## DATASET EXCERPTS
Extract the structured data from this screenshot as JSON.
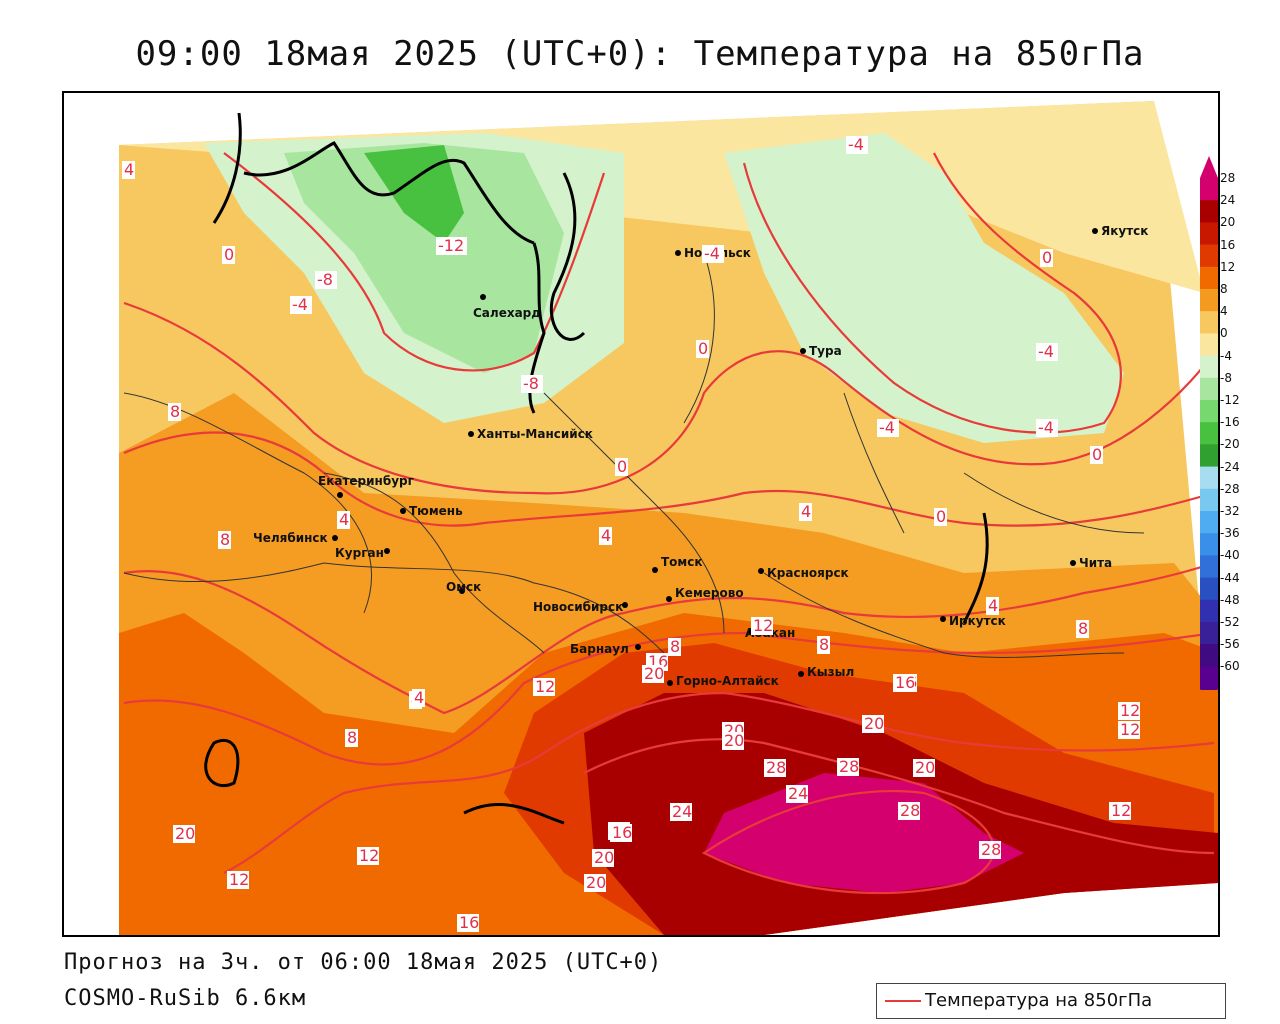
{
  "title": "09:00 18мая 2025 (UTC+0): Температура на 850гПа",
  "footer": {
    "forecast": "Прогноз на 3ч. от 06:00 18мая 2025 (UTC+0)",
    "model": "COSMO-RuSib 6.6км"
  },
  "legend": {
    "label": "Температура на 850гПа",
    "line_color": "#e83a3a"
  },
  "colorbar": {
    "ticks": [
      "28",
      "24",
      "20",
      "16",
      "12",
      "8",
      "4",
      "0",
      "-4",
      "-8",
      "-12",
      "-16",
      "-20",
      "-24",
      "-28",
      "-32",
      "-36",
      "-40",
      "-44",
      "-48",
      "-52",
      "-56",
      "-60"
    ],
    "colors": [
      "#d4006e",
      "#a80000",
      "#c81800",
      "#e03a00",
      "#f06a00",
      "#f49a20",
      "#f8c860",
      "#fbe6a0",
      "#d4f2cc",
      "#a8e6a0",
      "#78d870",
      "#48c040",
      "#30a030",
      "#a8dcf0",
      "#78c8f0",
      "#50acf0",
      "#3a90e8",
      "#3070d8",
      "#2850c0",
      "#3030b0",
      "#3a2098",
      "#400a80",
      "#5a0090"
    ]
  },
  "cities": [
    {
      "name": "Норильск"
    },
    {
      "name": "Якутск"
    },
    {
      "name": "Салехард"
    },
    {
      "name": "Тура"
    },
    {
      "name": "Ханты-Мансийск"
    },
    {
      "name": "Екатеринбург"
    },
    {
      "name": "Тюмень"
    },
    {
      "name": "Челябинск"
    },
    {
      "name": "Курган"
    },
    {
      "name": "Омск"
    },
    {
      "name": "Новосибирск"
    },
    {
      "name": "Томск"
    },
    {
      "name": "Кемерово"
    },
    {
      "name": "Красноярск"
    },
    {
      "name": "Барнаул"
    },
    {
      "name": "Абакан"
    },
    {
      "name": "Горно-Алтайск"
    },
    {
      "name": "Кызыл"
    },
    {
      "name": "Иркутск"
    },
    {
      "name": "Чита"
    }
  ],
  "isotherm_labels": [
    "4",
    "0",
    "-4",
    "-8",
    "-12",
    "-8",
    "-4",
    "0",
    "-4",
    "-4",
    "0",
    "-4",
    "-4",
    "0",
    "0",
    "4",
    "8",
    "4",
    "4",
    "8",
    "4",
    "4",
    "0",
    "8",
    "12",
    "16",
    "20",
    "12",
    "12",
    "16",
    "8",
    "16",
    "20",
    "24",
    "28",
    "28",
    "28",
    "20",
    "24",
    "28",
    "20",
    "12",
    "12",
    "16",
    "20",
    "16",
    "20",
    "20",
    "8",
    "4",
    "8",
    "12",
    "12",
    "16",
    "20"
  ],
  "colors": {
    "isotherm_line": "#e83a3a",
    "coast_line": "#000000",
    "border_line": "#333333"
  }
}
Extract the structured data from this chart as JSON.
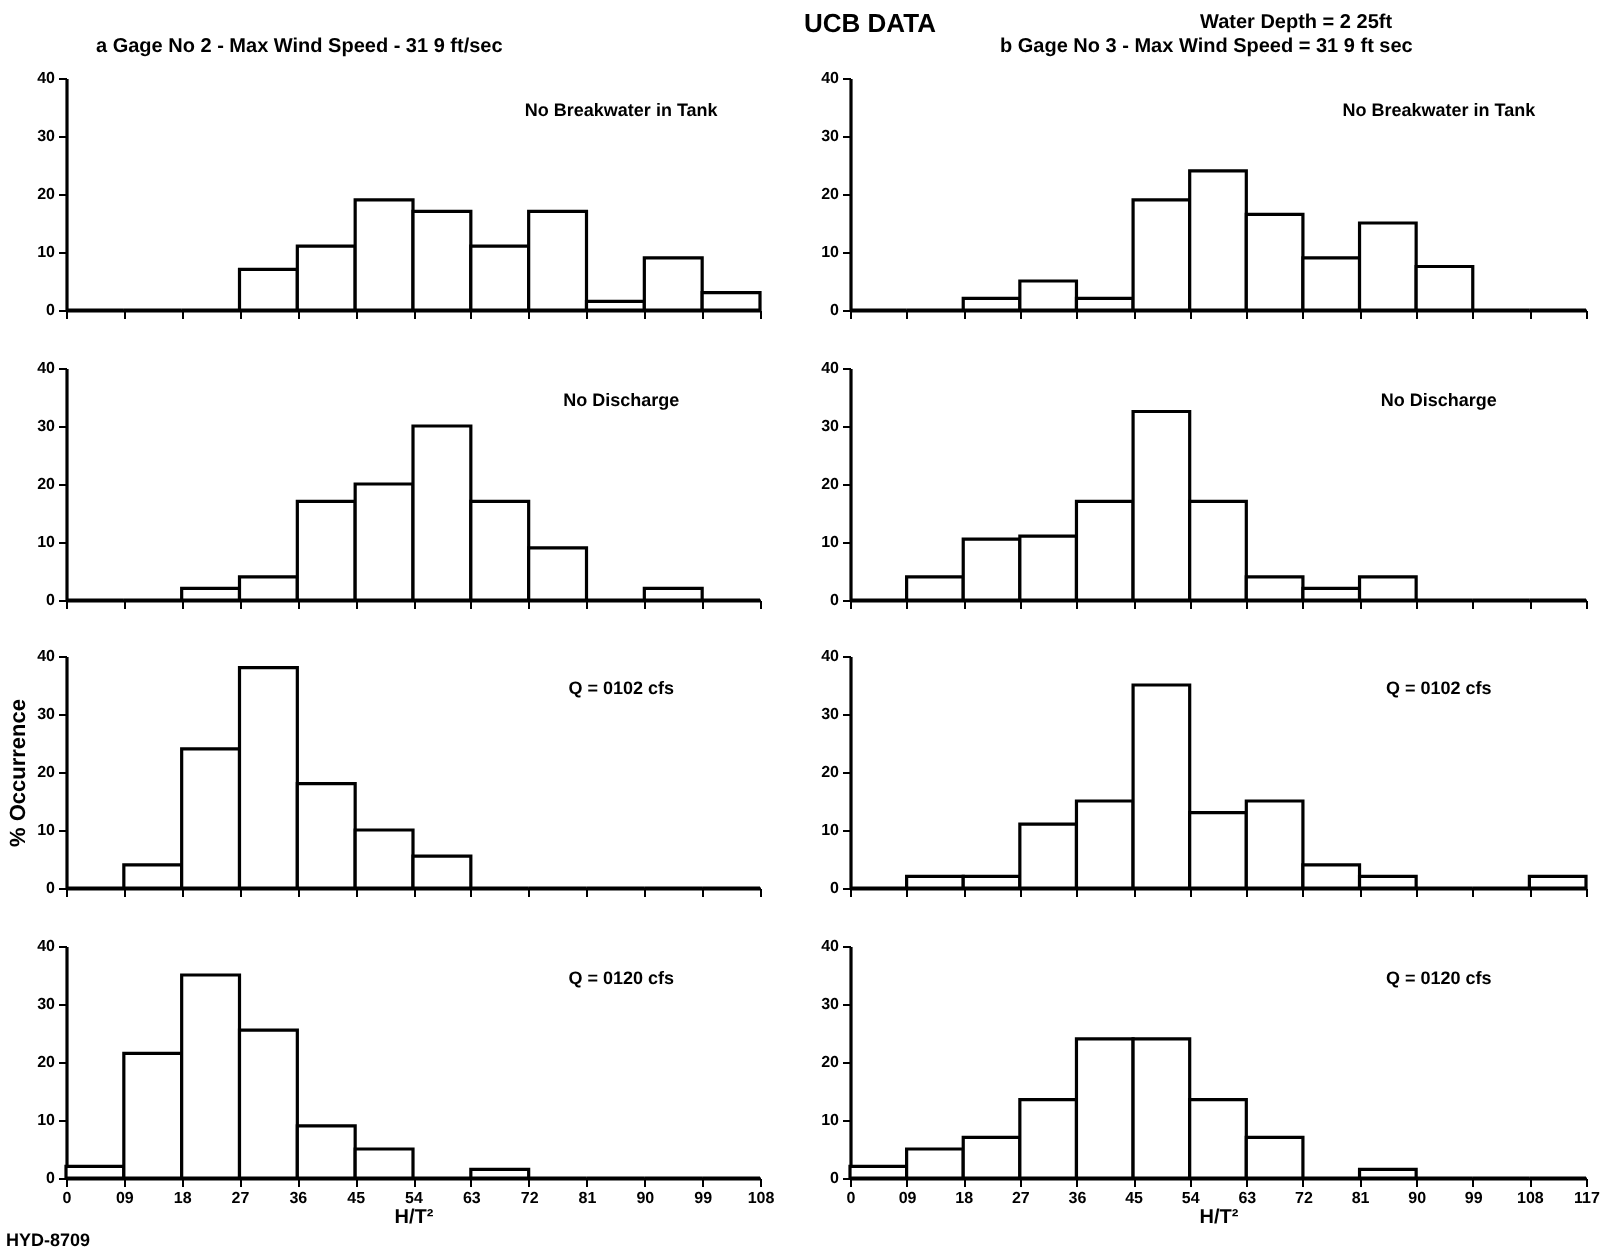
{
  "chart_data": [
    {
      "type": "histogram",
      "title": "a  Gage No 2 - Max Wind Speed - 31 9 ft/sec",
      "annotations": [
        "No Breakwater in Tank"
      ],
      "bins": [
        0,
        9,
        18,
        27,
        36,
        45,
        54,
        63,
        72,
        81,
        90,
        99,
        108
      ],
      "values": [
        0,
        0,
        0,
        7,
        11,
        19,
        17,
        11,
        17,
        1.5,
        9,
        3
      ],
      "color": "#000000",
      "xlim": [
        0,
        108
      ],
      "xticks": [
        0,
        9,
        18,
        27,
        36,
        45,
        54,
        63,
        72,
        81,
        90,
        99,
        108
      ],
      "ylim": [
        0,
        40
      ],
      "yticks": [
        0,
        10,
        20,
        30,
        40
      ],
      "tick_labels": "y"
    },
    {
      "type": "histogram",
      "title": "UCB DATA",
      "subtitle": "b  Gage No 3 - Max Wind Speed = 31 9 ft sec",
      "annotations": [
        "No Breakwater in Tank",
        "Water Depth = 2 25ft"
      ],
      "bins": [
        0,
        9,
        18,
        27,
        36,
        45,
        54,
        63,
        72,
        81,
        90,
        99,
        108,
        117
      ],
      "values": [
        0,
        0,
        2,
        5,
        2,
        19,
        24,
        16.5,
        9,
        15,
        7.5,
        0,
        0
      ],
      "color": "#000000",
      "xlim": [
        0,
        117
      ],
      "xticks": [
        0,
        9,
        18,
        27,
        36,
        45,
        54,
        63,
        72,
        81,
        90,
        99,
        108,
        117
      ],
      "ylim": [
        0,
        40
      ],
      "yticks": [
        0,
        10,
        20,
        30,
        40
      ],
      "tick_labels": "y"
    },
    {
      "type": "histogram",
      "annotations": [
        "No Discharge"
      ],
      "bins": [
        0,
        9,
        18,
        27,
        36,
        45,
        54,
        63,
        72,
        81,
        90,
        99,
        108
      ],
      "values": [
        0,
        0,
        2,
        4,
        17,
        20,
        30,
        17,
        9,
        0,
        2,
        0
      ],
      "color": "#000000",
      "xlim": [
        0,
        108
      ],
      "xticks": [
        0,
        9,
        18,
        27,
        36,
        45,
        54,
        63,
        72,
        81,
        90,
        99,
        108
      ],
      "ylim": [
        0,
        40
      ],
      "yticks": [
        0,
        10,
        20,
        30,
        40
      ],
      "tick_labels": "y"
    },
    {
      "type": "histogram",
      "annotations": [
        "No Discharge"
      ],
      "bins": [
        0,
        9,
        18,
        27,
        36,
        45,
        54,
        63,
        72,
        81,
        90,
        99,
        108,
        117
      ],
      "values": [
        0,
        4,
        10.5,
        11,
        17,
        32.5,
        17,
        4,
        2,
        4,
        0,
        0,
        0
      ],
      "color": "#000000",
      "xlim": [
        0,
        117
      ],
      "xticks": [
        0,
        9,
        18,
        27,
        36,
        45,
        54,
        63,
        72,
        81,
        90,
        99,
        108,
        117
      ],
      "ylim": [
        0,
        40
      ],
      "yticks": [
        0,
        10,
        20,
        30,
        40
      ],
      "tick_labels": "y"
    },
    {
      "type": "histogram",
      "ylabel": "% Occurrence",
      "annotations": [
        "Q = 0102 cfs"
      ],
      "bins": [
        0,
        9,
        18,
        27,
        36,
        45,
        54,
        63,
        72,
        81,
        90,
        99,
        108
      ],
      "values": [
        0,
        4,
        24,
        38,
        18,
        10,
        5.5,
        0,
        0,
        0,
        0,
        0
      ],
      "color": "#000000",
      "xlim": [
        0,
        108
      ],
      "xticks": [
        0,
        9,
        18,
        27,
        36,
        45,
        54,
        63,
        72,
        81,
        90,
        99,
        108
      ],
      "ylim": [
        0,
        40
      ],
      "yticks": [
        0,
        10,
        20,
        30,
        40
      ],
      "tick_labels": "y"
    },
    {
      "type": "histogram",
      "annotations": [
        "Q = 0102 cfs"
      ],
      "bins": [
        0,
        9,
        18,
        27,
        36,
        45,
        54,
        63,
        72,
        81,
        90,
        99,
        108,
        117
      ],
      "values": [
        0,
        2,
        2,
        11,
        15,
        35,
        13,
        15,
        4,
        2,
        0,
        0,
        2
      ],
      "color": "#000000",
      "xlim": [
        0,
        117
      ],
      "xticks": [
        0,
        9,
        18,
        27,
        36,
        45,
        54,
        63,
        72,
        81,
        90,
        99,
        108,
        117
      ],
      "ylim": [
        0,
        40
      ],
      "yticks": [
        0,
        10,
        20,
        30,
        40
      ],
      "tick_labels": "y"
    },
    {
      "type": "histogram",
      "xlabel": "H/T²",
      "annotations": [
        "Q = 0120 cfs",
        "HYD-8709"
      ],
      "bins": [
        0,
        9,
        18,
        27,
        36,
        45,
        54,
        63,
        72,
        81,
        90,
        99,
        108
      ],
      "values": [
        2,
        21.5,
        35,
        25.5,
        9,
        5,
        0,
        1.5,
        0,
        0,
        0,
        0
      ],
      "color": "#000000",
      "xlim": [
        0,
        108
      ],
      "xticks": [
        0,
        {
          "value": 9,
          "label": "09"
        },
        18,
        27,
        36,
        45,
        54,
        63,
        72,
        81,
        90,
        99,
        108
      ],
      "ylim": [
        0,
        40
      ],
      "yticks": [
        0,
        10,
        20,
        30,
        40
      ]
    },
    {
      "type": "histogram",
      "xlabel": "H/T²",
      "annotations": [
        "Q = 0120 cfs"
      ],
      "bins": [
        0,
        9,
        18,
        27,
        36,
        45,
        54,
        63,
        72,
        81,
        90,
        99,
        108,
        117
      ],
      "values": [
        2,
        5,
        7,
        13.5,
        24,
        24,
        13.5,
        7,
        0,
        1.5,
        0,
        0,
        0
      ],
      "color": "#000000",
      "xlim": [
        0,
        117
      ],
      "xticks": [
        0,
        {
          "value": 9,
          "label": "09"
        },
        18,
        27,
        36,
        45,
        54,
        63,
        72,
        81,
        90,
        99,
        108,
        117
      ],
      "ylim": [
        0,
        40
      ],
      "yticks": [
        0,
        10,
        20,
        30,
        40
      ]
    }
  ]
}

## GIVEN PROBLEM
Copy out each line of the material that holds the word "JSON".

## ANSWER FOR THIS EXERCISE
Extract the structured data from this screenshot as JSON.
Extract the structured data from this chart as JSON.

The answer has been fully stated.